>> BEGIN Excerpted data

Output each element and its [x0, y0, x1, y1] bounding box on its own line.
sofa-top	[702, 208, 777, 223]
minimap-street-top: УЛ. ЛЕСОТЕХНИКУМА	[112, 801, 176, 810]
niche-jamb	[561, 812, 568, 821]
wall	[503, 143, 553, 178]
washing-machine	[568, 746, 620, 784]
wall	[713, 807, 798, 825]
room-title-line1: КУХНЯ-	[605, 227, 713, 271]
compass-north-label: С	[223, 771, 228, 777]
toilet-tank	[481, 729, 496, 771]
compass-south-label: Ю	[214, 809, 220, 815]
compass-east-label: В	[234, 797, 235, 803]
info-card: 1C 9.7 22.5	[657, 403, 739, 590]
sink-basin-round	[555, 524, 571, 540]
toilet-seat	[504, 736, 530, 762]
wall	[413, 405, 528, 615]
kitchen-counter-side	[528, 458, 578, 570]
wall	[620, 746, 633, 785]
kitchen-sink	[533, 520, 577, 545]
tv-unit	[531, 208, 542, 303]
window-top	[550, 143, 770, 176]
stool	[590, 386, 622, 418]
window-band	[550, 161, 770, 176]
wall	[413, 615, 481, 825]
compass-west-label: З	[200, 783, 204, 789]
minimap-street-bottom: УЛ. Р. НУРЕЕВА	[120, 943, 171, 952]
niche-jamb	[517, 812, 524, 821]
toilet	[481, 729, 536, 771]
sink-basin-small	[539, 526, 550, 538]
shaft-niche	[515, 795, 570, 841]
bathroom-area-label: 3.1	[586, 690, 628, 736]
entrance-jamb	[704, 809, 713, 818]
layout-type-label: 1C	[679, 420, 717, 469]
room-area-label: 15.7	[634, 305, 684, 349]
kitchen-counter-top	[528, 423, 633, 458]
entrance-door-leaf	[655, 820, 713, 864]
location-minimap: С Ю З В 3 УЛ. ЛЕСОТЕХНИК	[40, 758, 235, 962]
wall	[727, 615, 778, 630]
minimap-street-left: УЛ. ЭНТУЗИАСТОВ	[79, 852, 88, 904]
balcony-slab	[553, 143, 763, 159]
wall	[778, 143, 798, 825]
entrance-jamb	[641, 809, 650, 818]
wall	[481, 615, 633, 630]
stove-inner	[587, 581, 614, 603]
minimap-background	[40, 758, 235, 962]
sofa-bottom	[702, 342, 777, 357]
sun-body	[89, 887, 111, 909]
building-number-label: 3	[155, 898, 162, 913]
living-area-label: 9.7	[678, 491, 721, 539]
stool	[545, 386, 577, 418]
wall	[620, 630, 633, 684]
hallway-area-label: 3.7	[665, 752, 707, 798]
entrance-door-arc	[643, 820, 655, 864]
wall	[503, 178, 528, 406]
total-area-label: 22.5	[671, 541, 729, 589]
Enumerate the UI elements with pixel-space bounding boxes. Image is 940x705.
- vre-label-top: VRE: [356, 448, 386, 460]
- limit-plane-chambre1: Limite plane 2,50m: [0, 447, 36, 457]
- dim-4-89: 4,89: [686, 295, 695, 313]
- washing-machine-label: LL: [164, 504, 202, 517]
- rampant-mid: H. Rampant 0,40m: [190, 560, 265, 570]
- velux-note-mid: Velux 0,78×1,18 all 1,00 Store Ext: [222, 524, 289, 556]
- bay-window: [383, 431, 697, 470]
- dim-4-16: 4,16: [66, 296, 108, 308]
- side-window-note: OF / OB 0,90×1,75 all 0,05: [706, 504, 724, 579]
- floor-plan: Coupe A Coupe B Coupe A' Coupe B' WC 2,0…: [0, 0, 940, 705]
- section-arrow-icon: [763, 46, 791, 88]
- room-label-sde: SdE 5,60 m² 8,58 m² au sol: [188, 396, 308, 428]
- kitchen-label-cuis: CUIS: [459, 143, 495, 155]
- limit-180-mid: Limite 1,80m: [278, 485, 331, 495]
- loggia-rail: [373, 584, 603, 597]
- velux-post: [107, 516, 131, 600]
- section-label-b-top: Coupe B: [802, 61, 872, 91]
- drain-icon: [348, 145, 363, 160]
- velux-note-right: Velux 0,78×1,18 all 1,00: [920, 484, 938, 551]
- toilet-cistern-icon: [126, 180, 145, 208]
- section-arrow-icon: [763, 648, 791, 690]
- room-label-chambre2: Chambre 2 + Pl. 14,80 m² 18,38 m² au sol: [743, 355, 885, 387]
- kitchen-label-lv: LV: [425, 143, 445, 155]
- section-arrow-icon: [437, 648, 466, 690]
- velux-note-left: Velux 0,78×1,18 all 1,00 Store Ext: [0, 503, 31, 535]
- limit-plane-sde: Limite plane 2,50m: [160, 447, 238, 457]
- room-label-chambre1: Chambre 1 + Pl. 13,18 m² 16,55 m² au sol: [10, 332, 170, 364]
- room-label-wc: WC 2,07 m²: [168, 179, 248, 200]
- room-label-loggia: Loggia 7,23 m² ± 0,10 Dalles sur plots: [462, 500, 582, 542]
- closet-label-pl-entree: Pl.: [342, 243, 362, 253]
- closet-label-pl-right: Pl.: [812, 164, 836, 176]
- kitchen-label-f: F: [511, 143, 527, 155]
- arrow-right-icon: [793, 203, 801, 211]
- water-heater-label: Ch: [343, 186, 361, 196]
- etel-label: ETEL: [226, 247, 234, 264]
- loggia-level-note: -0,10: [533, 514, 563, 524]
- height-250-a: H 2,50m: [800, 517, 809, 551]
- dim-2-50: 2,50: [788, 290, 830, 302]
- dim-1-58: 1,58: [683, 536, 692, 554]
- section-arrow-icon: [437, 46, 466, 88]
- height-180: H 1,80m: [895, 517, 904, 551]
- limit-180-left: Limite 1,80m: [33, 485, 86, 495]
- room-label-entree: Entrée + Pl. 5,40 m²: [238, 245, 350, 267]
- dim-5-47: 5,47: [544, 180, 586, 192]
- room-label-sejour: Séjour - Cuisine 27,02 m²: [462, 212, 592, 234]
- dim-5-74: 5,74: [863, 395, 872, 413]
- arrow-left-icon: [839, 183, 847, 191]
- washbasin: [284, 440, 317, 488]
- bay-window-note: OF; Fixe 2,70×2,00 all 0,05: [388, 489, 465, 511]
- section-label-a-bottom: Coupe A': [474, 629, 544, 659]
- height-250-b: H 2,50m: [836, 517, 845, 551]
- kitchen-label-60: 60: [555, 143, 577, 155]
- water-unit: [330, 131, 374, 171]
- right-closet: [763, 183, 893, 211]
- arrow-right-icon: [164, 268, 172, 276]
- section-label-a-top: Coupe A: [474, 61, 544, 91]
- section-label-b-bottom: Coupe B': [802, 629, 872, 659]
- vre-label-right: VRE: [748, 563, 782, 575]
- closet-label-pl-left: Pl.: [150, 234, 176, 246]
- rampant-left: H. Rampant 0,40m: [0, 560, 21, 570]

>> END Excerpted data

Please write out all of the items again, switching every "stool" to "chair" and leaving everything else unchanged.

(Exercise solution)
Output each element and its [x0, y0, x1, y1] bounding box on its own line.
sofa-top	[702, 208, 777, 223]
minimap-street-top: УЛ. ЛЕСОТЕХНИКУМА	[112, 801, 176, 810]
niche-jamb	[561, 812, 568, 821]
wall	[503, 143, 553, 178]
washing-machine	[568, 746, 620, 784]
wall	[713, 807, 798, 825]
room-title-line1: КУХНЯ-	[605, 227, 713, 271]
compass-north-label: С	[223, 771, 228, 777]
toilet-tank	[481, 729, 496, 771]
compass-south-label: Ю	[214, 809, 220, 815]
compass-east-label: В	[234, 797, 235, 803]
info-card: 1C 9.7 22.5	[657, 403, 739, 590]
sink-basin-round	[555, 524, 571, 540]
toilet-seat	[504, 736, 530, 762]
wall	[413, 405, 528, 615]
kitchen-counter-side	[528, 458, 578, 570]
wall	[620, 746, 633, 785]
kitchen-sink	[533, 520, 577, 545]
tv-unit	[531, 208, 542, 303]
window-top	[550, 143, 770, 176]
chair	[590, 386, 622, 418]
window-band	[550, 161, 770, 176]
wall	[413, 615, 481, 825]
compass-west-label: З	[200, 783, 204, 789]
minimap-street-bottom: УЛ. Р. НУРЕЕВА	[120, 943, 171, 952]
niche-jamb	[517, 812, 524, 821]
toilet	[481, 729, 536, 771]
sink-basin-small	[539, 526, 550, 538]
shaft-niche	[515, 795, 570, 841]
bathroom-area-label: 3.1	[586, 690, 628, 736]
entrance-jamb	[704, 809, 713, 818]
layout-type-label: 1C	[679, 420, 717, 469]
room-area-label: 15.7	[634, 305, 684, 349]
kitchen-counter-top	[528, 423, 633, 458]
entrance-door-leaf	[655, 820, 713, 864]
location-minimap: С Ю З В 3 УЛ. ЛЕСОТЕХНИК	[40, 758, 235, 962]
wall	[727, 615, 778, 630]
minimap-street-left: УЛ. ЭНТУЗИАСТОВ	[79, 852, 88, 904]
balcony-slab	[553, 143, 763, 159]
wall	[778, 143, 798, 825]
entrance-jamb	[641, 809, 650, 818]
wall	[481, 615, 633, 630]
stove-inner	[587, 581, 614, 603]
minimap-background	[40, 758, 235, 962]
sofa-bottom	[702, 342, 777, 357]
sun-body	[89, 887, 111, 909]
building-number-label: 3	[155, 898, 162, 913]
living-area-label: 9.7	[678, 491, 721, 539]
chair	[545, 386, 577, 418]
wall	[620, 630, 633, 684]
hallway-area-label: 3.7	[665, 752, 707, 798]
entrance-door-arc	[643, 820, 655, 864]
wall	[503, 178, 528, 406]
total-area-label: 22.5	[671, 541, 729, 589]
Enumerate the UI elements with pixel-space bounding boxes. Image is 940x705.
- vre-label-top: VRE: [356, 448, 386, 460]
- limit-plane-chambre1: Limite plane 2,50m: [0, 447, 36, 457]
- dim-4-89: 4,89: [686, 295, 695, 313]
- washing-machine-label: LL: [164, 504, 202, 517]
- rampant-mid: H. Rampant 0,40m: [190, 560, 265, 570]
- velux-note-mid: Velux 0,78×1,18 all 1,00 Store Ext: [222, 524, 289, 556]
- bay-window: [383, 431, 697, 470]
- dim-4-16: 4,16: [66, 296, 108, 308]
- side-window-note: OF / OB 0,90×1,75 all 0,05: [706, 504, 724, 579]
- floor-plan: Coupe A Coupe B Coupe A' Coupe B' WC 2,0…: [0, 0, 940, 705]
- section-arrow-icon: [763, 46, 791, 88]
- room-label-sde: SdE 5,60 m² 8,58 m² au sol: [188, 396, 308, 428]
- kitchen-label-cuis: CUIS: [459, 143, 495, 155]
- limit-180-mid: Limite 1,80m: [278, 485, 331, 495]
- loggia-rail: [373, 584, 603, 597]
- velux-post: [107, 516, 131, 600]
- section-label-b-top: Coupe B: [802, 61, 872, 91]
- drain-icon: [348, 145, 363, 160]
- velux-note-right: Velux 0,78×1,18 all 1,00: [920, 484, 938, 551]
- toilet-cistern-icon: [126, 180, 145, 208]
- section-arrow-icon: [763, 648, 791, 690]
- room-label-chambre2: Chambre 2 + Pl. 14,80 m² 18,38 m² au sol: [743, 355, 885, 387]
- kitchen-label-lv: LV: [425, 143, 445, 155]
- section-arrow-icon: [437, 648, 466, 690]
- velux-note-left: Velux 0,78×1,18 all 1,00 Store Ext: [0, 503, 31, 535]
- limit-plane-sde: Limite plane 2,50m: [160, 447, 238, 457]
- room-label-chambre1: Chambre 1 + Pl. 13,18 m² 16,55 m² au sol: [10, 332, 170, 364]
- room-label-wc: WC 2,07 m²: [168, 179, 248, 200]
- room-label-loggia: Loggia 7,23 m² ± 0,10 Dalles sur plots: [462, 500, 582, 542]
- closet-label-pl-entree: Pl.: [342, 243, 362, 253]
- closet-label-pl-right: Pl.: [812, 164, 836, 176]
- kitchen-label-f: F: [511, 143, 527, 155]
- arrow-right-icon: [793, 203, 801, 211]
- water-heater-label: Ch: [343, 186, 361, 196]
- etel-label: ETEL: [226, 247, 234, 264]
- loggia-level-note: -0,10: [533, 514, 563, 524]
- height-250-a: H 2,50m: [800, 517, 809, 551]
- dim-2-50: 2,50: [788, 290, 830, 302]
- dim-1-58: 1,58: [683, 536, 692, 554]
- section-arrow-icon: [437, 46, 466, 88]
- height-180: H 1,80m: [895, 517, 904, 551]
- limit-180-left: Limite 1,80m: [33, 485, 86, 495]
- room-label-entree: Entrée + Pl. 5,40 m²: [238, 245, 350, 267]
- dim-5-47: 5,47: [544, 180, 586, 192]
- room-label-sejour: Séjour - Cuisine 27,02 m²: [462, 212, 592, 234]
- dim-5-74: 5,74: [863, 395, 872, 413]
- arrow-left-icon: [839, 183, 847, 191]
- washbasin: [284, 440, 317, 488]
- bay-window-note: OF; Fixe 2,70×2,00 all 0,05: [388, 489, 465, 511]
- section-label-a-bottom: Coupe A': [474, 629, 544, 659]
- height-250-b: H 2,50m: [836, 517, 845, 551]
- kitchen-label-60: 60: [555, 143, 577, 155]
- water-unit: [330, 131, 374, 171]
- right-closet: [763, 183, 893, 211]
- arrow-right-icon: [164, 268, 172, 276]
- section-label-a-top: Coupe A: [474, 61, 544, 91]
- section-label-b-bottom: Coupe B': [802, 629, 872, 659]
- vre-label-right: VRE: [748, 563, 782, 575]
- closet-label-pl-left: Pl.: [150, 234, 176, 246]
- rampant-left: H. Rampant 0,40m: [0, 560, 21, 570]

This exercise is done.